§ Exercise aim
From the entries below, copy out every line with "icon" in it.

§ Provided data
------------------------------------------------------------
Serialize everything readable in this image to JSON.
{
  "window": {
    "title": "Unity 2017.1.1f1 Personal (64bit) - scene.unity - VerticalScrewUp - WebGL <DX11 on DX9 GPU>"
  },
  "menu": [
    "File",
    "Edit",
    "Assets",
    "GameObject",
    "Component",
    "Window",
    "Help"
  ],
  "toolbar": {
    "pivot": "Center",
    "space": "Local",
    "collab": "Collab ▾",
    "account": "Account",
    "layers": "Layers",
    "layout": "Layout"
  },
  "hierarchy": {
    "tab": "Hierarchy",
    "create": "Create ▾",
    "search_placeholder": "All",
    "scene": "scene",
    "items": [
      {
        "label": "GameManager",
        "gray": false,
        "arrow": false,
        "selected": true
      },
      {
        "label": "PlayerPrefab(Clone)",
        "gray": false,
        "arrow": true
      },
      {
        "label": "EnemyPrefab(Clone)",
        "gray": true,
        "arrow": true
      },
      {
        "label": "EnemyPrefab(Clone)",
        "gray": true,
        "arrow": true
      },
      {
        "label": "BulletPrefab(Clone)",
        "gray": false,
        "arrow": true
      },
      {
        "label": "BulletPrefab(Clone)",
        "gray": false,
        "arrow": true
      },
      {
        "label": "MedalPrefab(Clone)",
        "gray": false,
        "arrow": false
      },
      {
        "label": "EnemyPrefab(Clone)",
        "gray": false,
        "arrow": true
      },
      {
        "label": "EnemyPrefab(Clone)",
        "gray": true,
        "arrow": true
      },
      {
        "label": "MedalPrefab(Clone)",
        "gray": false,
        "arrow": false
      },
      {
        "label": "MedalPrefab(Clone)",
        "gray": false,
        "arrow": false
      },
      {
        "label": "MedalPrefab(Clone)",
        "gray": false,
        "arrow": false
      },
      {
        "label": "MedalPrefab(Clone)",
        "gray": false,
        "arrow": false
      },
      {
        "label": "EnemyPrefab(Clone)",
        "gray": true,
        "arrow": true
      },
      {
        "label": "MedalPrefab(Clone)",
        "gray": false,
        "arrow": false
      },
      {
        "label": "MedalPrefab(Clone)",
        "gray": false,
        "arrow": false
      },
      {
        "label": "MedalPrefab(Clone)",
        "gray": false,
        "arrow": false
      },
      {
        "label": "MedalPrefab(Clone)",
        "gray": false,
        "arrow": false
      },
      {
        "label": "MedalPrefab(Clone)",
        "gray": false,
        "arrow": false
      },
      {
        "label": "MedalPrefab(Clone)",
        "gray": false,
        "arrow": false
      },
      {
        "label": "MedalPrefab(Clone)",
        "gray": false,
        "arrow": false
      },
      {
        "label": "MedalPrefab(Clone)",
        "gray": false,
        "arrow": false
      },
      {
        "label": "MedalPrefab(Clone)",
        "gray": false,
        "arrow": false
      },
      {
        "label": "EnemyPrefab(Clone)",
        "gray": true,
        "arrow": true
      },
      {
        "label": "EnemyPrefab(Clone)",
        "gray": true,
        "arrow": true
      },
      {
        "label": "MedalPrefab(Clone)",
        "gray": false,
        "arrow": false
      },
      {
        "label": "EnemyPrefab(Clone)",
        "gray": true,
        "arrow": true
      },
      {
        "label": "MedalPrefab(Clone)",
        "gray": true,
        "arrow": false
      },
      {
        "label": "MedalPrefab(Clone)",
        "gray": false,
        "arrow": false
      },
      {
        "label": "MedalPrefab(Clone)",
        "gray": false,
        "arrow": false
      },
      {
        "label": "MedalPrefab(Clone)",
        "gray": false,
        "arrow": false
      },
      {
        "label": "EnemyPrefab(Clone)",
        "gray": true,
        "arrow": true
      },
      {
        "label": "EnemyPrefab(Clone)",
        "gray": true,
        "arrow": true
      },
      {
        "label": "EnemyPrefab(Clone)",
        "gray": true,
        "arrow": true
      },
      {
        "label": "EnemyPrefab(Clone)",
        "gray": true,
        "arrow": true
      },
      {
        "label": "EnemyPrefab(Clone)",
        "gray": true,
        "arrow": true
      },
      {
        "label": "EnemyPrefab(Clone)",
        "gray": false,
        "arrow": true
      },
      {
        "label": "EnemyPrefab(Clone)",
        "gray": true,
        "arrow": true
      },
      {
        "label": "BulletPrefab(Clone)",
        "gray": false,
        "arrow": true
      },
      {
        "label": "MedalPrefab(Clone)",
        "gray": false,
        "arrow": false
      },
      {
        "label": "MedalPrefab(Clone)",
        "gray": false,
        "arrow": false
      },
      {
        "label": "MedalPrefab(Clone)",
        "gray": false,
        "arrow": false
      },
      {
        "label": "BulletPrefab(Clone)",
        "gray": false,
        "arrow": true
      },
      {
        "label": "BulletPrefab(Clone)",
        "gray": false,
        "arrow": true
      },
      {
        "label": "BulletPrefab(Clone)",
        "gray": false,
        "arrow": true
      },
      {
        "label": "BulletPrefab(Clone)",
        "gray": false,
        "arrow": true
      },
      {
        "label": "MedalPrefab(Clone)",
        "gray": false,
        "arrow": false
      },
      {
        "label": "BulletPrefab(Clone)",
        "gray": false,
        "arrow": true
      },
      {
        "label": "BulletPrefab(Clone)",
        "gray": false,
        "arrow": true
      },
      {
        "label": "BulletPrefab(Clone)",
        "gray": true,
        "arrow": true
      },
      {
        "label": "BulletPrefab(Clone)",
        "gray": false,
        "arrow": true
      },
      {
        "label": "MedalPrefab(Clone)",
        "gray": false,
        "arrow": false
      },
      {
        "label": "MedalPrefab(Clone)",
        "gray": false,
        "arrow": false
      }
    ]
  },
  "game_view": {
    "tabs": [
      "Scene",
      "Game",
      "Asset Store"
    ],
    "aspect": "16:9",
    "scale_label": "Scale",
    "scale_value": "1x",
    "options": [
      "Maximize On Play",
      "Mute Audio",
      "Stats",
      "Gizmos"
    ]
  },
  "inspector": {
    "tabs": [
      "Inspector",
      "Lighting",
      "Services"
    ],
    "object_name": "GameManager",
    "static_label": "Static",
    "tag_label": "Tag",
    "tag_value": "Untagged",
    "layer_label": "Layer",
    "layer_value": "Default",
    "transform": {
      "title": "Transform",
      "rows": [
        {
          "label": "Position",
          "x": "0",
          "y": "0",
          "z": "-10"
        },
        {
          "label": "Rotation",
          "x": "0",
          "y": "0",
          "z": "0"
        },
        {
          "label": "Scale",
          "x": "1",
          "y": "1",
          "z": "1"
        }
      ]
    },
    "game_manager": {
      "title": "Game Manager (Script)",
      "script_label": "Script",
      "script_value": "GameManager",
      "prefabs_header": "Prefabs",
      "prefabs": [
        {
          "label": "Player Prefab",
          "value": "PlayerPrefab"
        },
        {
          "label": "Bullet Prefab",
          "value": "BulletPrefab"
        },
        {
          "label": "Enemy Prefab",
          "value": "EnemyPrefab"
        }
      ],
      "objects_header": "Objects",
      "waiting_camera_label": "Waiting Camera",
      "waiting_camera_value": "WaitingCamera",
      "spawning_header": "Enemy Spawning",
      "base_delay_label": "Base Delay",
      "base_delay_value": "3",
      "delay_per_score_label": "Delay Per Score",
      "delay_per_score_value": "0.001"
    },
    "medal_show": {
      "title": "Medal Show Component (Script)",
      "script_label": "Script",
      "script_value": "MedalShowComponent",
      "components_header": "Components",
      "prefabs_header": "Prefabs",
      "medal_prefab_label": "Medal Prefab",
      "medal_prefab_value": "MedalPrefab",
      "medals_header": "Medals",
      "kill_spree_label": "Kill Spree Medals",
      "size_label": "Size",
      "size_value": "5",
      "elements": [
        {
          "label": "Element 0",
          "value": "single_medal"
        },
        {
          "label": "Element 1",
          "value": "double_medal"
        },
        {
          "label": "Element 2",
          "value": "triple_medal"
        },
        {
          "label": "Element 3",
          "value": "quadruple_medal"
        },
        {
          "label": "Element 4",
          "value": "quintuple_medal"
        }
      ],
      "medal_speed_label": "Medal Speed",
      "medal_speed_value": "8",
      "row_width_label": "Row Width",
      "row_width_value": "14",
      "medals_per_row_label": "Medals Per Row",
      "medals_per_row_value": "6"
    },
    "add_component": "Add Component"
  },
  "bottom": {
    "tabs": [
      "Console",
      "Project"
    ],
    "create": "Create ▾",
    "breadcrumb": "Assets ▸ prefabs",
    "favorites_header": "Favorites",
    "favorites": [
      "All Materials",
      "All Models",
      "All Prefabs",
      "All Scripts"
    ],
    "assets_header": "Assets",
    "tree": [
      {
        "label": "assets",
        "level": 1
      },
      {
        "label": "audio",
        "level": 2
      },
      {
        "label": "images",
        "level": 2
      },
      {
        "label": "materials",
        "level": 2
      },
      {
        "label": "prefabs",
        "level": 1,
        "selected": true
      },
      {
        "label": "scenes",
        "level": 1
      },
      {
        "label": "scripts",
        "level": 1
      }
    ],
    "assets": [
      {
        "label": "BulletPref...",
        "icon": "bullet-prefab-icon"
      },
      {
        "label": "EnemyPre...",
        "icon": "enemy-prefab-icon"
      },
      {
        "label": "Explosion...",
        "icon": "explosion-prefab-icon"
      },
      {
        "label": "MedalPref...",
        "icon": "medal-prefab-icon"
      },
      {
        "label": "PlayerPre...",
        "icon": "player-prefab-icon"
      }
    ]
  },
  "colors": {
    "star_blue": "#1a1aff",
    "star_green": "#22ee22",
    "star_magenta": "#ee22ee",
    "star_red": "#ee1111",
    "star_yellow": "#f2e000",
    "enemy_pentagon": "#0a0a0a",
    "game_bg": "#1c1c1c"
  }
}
------------------------------------------------------------
§ Exercise solution
        "icon": "bullet-prefab-icon"
        "icon": "enemy-prefab-icon"
        "icon": "explosion-prefab-icon"
        "icon": "medal-prefab-icon"
        "icon": "player-prefab-icon"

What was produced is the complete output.